[start Source records]

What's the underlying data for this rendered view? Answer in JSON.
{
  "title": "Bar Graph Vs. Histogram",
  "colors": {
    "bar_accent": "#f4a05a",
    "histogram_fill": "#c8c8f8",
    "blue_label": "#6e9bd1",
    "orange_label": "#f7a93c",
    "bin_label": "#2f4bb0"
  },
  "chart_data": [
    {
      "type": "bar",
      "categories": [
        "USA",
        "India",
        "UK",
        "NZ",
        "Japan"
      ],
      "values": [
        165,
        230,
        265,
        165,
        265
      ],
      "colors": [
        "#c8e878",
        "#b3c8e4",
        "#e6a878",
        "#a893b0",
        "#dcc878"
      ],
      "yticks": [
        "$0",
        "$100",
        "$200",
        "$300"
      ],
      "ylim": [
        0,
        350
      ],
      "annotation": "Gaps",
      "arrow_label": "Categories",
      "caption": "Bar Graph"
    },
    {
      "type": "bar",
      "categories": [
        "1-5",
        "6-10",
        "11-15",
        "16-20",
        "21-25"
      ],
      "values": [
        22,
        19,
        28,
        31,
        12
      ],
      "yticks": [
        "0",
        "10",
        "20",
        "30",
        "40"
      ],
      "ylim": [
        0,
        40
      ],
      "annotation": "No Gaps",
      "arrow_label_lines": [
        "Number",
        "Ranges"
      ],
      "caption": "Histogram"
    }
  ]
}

[end Source records]

- _Exercise brief_
Your task is to reproduce all of the records exactly.

- _Full output_
What's the underlying data for this rendered view? Answer in JSON.
{
  "title": "Bar Graph Vs. Histogram",
  "colors": {
    "bar_accent": "#f4a05a",
    "histogram_fill": "#c8c8f8",
    "blue_label": "#6e9bd1",
    "orange_label": "#f7a93c",
    "bin_label": "#2f4bb0"
  },
  "chart_data": [
    {
      "type": "bar",
      "categories": [
        "USA",
        "India",
        "UK",
        "NZ",
        "Japan"
      ],
      "values": [
        165,
        230,
        265,
        165,
        265
      ],
      "colors": [
        "#c8e878",
        "#b3c8e4",
        "#e6a878",
        "#a893b0",
        "#dcc878"
      ],
      "yticks": [
        "$0",
        "$100",
        "$200",
        "$300"
      ],
      "ylim": [
        0,
        350
      ],
      "annotation": "Gaps",
      "arrow_label": "Categories",
      "caption": "Bar Graph"
    },
    {
      "type": "bar",
      "categories": [
        "1-5",
        "6-10",
        "11-15",
        "16-20",
        "21-25"
      ],
      "values": [
        22,
        19,
        28,
        31,
        12
      ],
      "yticks": [
        "0",
        "10",
        "20",
        "30",
        "40"
      ],
      "ylim": [
        0,
        40
      ],
      "annotation": "No Gaps",
      "arrow_label_lines": [
        "Number",
        "Ranges"
      ],
      "caption": "Histogram"
    }
  ]
}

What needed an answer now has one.